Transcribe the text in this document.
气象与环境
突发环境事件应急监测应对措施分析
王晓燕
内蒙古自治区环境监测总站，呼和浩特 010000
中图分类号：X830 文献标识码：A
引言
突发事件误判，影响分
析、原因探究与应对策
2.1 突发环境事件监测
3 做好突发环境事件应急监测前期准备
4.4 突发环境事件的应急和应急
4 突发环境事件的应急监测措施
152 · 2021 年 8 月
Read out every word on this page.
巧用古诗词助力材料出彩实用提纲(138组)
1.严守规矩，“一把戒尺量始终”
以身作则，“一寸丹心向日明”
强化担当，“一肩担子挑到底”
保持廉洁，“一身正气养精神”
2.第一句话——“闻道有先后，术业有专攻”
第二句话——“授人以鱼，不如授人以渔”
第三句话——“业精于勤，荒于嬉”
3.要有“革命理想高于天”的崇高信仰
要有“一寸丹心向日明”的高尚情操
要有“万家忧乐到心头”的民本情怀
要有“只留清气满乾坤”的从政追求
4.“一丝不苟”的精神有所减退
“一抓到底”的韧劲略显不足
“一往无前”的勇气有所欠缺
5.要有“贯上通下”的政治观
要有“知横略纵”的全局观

• • • • • • •

** YOUR TASK **
Your answer should be a single number: the count of lines in these records that hold the string "this".

** COMPLETED TASK **
2